ATTIVITÀ :: Cita parola per parola, dal brano sul libro di Mario Desiati, la parte che comincia con "Il protagonista, Marco" e prosegue fino a "accompagnato sin dall'infanzia.".

BRANO DA LEGGERE ::
========================================================================

Il protagonista, Marco Petrovici, un quarantenne residente a Berlino che, decide di fare ritorno in Puglia dai genitori anziani, immersi in un bosco di querce e lecci nella campagna tarantina. Questo viaggio lo conduce a confrontarsi con le proprie radici e a svelare i segreti familiari che lo hanno accompagnato sin dall'infanzia.
Il titolo richiama una malattia che colpisce gli alberi, simbolo dei segreti e dei silenzi che avvolgono la famiglia Petrovici. Desiati intreccia le vicende personali di Marco con eventi storici, spaziando dai boschi di Taranto ai campi di prigionia tedeschi, offrendo una riflessione profonda sul rapporto tra individuo e radici, sul trauma e sulla vergogna, interrogando con coraggio il rimosso collettivo del paese.Marco Petrovici è un quasi cinquantenne, un’ansia che lo divora, la difficoltà dello stare al mondo; gli svenimenti continui, non più governabili, lo riportano a casa, in Puglia, dopo anni spatriati passati a Berlino. Nella sua terra, al fianco dei genitori, ritiene di curarsi, ma sente e sa che il suo malessere, il suo malbianco, proprio come il fungo parassita simile alla nebbia che cala su foglie e frutti e toglie il colore agli alberi, compresi quelli genealogici, sale su dal mistero che avvolge le sue radici (“Mi chiamo Marco Petrovici e sin dal cognome avrei dovuto sospettare che non era così come me l’avevano raccontata”). È così che comincia la sua ricerca, una vera e propria detection, fatta di tessere, pezzetti di memorie, diari, versi, incontri, la “ sollecitudine genealogica” di Marco è invisa ai genitori, al fratello, è compresa dalla zia Ada, la sua mentore, che lo riconnetterà con il nonno maestro Demetrio, con lo zio violinista muto Vladimiro “ Pepin” Petrovici e, andando a ritroso, con la nonna Addolorata, allevatrice di asini. Una relazione con la storia che gli farà attraversare il Secondo conflitto mondiale, che schiacciò sotto il piede della follia mussoliniana una generazione di giovani che ci si affrettò a dimenticare quando non a giudicare. Truppe disorientate, con le gavette di ghiaccio della campagna di Russia, i campi di prigionia, la vergogna, la fame, i pidocchi. Si oscilla tra trapassato, passato e presente, tra il passaggio degli ebrei in Puglia dopo il pogrom di Russia e il ragno nero del Siderurgico fino alla pandemia che chiude i Petrovici nella casa nel bosco dell’Orimini.
Con questo libro Mario Desiati offre ai lettori un'opera intensa che esplora le dinamiche familiari e il legame profondo con le proprie origini, invitando a riflettere sulla memoria e sull'identita' collettiva.

========================================================================

RECORD FORNITI ::
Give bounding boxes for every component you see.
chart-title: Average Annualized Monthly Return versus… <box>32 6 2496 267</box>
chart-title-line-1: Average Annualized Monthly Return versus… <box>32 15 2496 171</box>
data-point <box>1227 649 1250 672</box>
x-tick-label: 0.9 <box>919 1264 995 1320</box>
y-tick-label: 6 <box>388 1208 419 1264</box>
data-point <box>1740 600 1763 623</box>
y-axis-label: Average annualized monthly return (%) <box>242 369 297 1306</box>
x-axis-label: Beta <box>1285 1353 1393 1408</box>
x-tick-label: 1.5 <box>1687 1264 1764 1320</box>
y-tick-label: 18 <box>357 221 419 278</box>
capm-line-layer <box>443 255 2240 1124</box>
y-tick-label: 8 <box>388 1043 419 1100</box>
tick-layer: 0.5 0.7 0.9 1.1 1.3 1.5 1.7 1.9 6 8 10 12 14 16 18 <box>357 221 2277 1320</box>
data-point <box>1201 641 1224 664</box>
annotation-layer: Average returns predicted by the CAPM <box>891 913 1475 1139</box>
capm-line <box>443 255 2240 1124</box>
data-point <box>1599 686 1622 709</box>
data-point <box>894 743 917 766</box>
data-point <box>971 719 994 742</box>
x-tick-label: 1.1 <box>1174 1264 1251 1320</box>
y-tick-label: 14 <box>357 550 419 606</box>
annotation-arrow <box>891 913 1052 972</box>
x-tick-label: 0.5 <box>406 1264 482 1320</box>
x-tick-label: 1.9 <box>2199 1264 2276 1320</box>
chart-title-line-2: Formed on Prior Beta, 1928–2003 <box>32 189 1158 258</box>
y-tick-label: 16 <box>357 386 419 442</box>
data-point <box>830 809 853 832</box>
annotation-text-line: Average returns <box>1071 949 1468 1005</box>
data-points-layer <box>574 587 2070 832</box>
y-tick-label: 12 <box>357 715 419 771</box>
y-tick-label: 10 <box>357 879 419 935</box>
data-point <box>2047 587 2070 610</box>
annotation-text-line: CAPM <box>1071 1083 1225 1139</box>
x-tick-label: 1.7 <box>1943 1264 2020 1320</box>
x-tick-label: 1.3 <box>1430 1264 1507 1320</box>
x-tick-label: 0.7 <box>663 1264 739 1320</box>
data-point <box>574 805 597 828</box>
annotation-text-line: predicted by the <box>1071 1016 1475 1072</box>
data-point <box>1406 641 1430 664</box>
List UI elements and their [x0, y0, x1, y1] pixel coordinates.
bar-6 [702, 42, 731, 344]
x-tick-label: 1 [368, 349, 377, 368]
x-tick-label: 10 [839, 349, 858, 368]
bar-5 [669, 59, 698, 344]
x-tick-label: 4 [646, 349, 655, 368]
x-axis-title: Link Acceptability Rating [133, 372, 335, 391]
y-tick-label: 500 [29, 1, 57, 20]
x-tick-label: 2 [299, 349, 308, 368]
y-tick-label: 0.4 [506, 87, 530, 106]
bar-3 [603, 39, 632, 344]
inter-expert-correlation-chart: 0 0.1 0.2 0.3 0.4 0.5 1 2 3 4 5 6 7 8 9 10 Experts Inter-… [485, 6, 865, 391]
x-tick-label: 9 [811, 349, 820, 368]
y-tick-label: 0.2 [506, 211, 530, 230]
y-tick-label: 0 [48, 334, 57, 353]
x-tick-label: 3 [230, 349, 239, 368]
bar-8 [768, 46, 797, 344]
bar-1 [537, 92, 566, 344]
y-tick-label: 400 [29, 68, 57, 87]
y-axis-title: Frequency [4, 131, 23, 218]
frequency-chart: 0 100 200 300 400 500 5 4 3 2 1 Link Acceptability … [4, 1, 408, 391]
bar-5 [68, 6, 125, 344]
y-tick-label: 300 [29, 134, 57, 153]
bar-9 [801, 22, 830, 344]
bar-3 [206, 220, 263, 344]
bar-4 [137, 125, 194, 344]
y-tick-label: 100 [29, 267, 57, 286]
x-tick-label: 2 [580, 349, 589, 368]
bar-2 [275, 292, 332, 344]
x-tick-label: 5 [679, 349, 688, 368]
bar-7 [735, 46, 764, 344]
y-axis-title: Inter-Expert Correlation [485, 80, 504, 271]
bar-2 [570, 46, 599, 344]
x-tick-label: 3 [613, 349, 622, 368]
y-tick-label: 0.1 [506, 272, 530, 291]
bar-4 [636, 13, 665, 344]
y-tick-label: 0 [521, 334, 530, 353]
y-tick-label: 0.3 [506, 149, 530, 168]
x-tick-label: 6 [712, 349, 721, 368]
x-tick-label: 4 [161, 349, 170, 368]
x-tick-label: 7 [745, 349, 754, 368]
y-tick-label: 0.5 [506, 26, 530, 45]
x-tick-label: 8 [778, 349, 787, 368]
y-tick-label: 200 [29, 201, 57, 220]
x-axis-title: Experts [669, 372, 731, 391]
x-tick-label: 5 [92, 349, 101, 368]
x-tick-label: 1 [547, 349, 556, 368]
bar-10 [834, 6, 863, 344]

========================================================================

RISPOSTA SCRITTA ::
Il protagonista, Marco Petrovici, un quarantenne residente a Berlino che, decide di fare ritorno in Puglia dai genitori anziani, immersi in un bosco di querce e lecci nella campagna tarantina. Questo viaggio lo conduce a confrontarsi con le proprie radici e a svelare i segreti familiari che lo hanno accompagnato sin dall'infanzia.